# To do:
Copy every line of the data that contains the string "multiplicamos".
>> BEGIN Records supplied
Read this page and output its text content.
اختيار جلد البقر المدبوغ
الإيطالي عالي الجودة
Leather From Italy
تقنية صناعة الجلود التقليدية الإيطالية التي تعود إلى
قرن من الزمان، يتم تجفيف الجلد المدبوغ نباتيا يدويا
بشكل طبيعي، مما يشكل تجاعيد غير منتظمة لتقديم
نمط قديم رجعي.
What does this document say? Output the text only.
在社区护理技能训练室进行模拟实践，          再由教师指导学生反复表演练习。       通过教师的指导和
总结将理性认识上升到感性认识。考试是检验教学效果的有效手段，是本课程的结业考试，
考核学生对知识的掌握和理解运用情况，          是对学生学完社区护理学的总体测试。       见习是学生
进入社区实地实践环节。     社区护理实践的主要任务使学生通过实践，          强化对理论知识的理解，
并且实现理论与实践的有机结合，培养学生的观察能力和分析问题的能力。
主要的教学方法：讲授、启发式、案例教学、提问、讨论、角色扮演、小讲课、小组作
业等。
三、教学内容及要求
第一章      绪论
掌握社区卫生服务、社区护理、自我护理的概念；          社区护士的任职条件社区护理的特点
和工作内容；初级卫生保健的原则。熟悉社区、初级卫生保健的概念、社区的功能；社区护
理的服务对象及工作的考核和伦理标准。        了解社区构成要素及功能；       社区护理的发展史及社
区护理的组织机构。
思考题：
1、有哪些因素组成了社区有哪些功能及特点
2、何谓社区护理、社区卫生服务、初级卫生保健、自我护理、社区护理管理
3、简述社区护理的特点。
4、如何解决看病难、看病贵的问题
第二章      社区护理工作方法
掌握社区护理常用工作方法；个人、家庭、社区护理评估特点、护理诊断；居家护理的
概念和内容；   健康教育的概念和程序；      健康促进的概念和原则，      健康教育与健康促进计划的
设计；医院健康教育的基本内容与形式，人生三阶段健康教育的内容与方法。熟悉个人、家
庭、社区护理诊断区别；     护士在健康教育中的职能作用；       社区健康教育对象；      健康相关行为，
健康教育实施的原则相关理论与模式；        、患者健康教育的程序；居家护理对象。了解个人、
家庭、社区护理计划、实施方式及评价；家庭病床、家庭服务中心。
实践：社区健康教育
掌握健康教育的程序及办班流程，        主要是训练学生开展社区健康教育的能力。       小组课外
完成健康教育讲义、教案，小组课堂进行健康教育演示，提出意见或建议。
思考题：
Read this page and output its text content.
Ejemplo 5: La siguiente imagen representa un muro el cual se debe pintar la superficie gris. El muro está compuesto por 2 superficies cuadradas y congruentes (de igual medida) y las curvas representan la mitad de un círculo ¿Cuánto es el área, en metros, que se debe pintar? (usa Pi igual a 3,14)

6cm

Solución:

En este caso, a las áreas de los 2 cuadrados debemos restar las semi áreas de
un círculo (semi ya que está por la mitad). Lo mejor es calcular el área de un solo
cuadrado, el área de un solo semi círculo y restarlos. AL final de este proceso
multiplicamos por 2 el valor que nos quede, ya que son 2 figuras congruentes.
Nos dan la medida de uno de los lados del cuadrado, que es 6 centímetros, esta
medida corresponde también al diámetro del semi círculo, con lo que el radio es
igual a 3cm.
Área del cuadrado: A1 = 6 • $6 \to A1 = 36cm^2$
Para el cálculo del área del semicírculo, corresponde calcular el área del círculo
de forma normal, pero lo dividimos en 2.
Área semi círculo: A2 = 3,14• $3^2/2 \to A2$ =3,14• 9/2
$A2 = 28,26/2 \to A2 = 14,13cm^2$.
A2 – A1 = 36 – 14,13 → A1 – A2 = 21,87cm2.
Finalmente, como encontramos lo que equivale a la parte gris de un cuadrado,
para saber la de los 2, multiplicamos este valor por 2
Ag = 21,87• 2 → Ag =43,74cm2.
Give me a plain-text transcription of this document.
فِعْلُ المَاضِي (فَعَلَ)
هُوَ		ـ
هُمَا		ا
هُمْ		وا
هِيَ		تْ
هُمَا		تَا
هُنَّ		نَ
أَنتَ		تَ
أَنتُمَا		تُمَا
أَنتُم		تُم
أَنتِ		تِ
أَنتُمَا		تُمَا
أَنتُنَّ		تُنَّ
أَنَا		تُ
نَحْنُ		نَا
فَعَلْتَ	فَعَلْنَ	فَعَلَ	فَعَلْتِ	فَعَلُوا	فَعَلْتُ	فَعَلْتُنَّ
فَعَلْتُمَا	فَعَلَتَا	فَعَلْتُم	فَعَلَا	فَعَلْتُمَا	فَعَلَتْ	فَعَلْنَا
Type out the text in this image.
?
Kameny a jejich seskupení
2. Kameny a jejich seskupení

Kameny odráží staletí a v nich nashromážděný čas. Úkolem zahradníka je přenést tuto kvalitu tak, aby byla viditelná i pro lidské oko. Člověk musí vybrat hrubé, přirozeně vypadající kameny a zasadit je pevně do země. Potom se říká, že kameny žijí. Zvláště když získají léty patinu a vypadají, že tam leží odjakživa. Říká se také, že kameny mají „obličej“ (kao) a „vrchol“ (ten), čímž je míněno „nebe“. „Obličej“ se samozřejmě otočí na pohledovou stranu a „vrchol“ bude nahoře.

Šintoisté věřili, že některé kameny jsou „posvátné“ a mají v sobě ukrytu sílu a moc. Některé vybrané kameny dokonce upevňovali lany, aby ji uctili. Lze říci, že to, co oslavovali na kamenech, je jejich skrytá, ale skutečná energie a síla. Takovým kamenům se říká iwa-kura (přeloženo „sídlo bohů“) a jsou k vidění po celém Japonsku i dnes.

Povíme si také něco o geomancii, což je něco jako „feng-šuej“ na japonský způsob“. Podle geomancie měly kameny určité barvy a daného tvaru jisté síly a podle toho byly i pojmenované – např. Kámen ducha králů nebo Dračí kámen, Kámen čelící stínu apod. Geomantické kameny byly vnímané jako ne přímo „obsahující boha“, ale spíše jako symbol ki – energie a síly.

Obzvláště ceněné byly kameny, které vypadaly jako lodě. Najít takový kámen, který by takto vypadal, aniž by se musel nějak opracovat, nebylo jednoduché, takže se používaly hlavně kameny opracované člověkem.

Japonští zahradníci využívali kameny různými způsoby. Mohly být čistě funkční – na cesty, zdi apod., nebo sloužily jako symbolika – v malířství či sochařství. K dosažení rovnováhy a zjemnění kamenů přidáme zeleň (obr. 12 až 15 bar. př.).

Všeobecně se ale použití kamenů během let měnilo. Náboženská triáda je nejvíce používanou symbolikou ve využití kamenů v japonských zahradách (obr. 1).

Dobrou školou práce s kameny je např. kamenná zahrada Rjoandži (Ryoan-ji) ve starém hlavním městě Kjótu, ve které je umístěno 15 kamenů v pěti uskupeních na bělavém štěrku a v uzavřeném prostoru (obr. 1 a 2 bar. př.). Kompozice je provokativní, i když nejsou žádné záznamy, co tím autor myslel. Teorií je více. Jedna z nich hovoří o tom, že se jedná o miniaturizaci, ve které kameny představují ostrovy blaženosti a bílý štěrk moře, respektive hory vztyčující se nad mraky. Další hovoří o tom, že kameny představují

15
>> END Records supplied
# Solution to this problem:
multiplicamos por 2 el valor que nos quede, ya que son 2 figuras congruentes.
para saber la de los 2, multiplicamos este valor por 2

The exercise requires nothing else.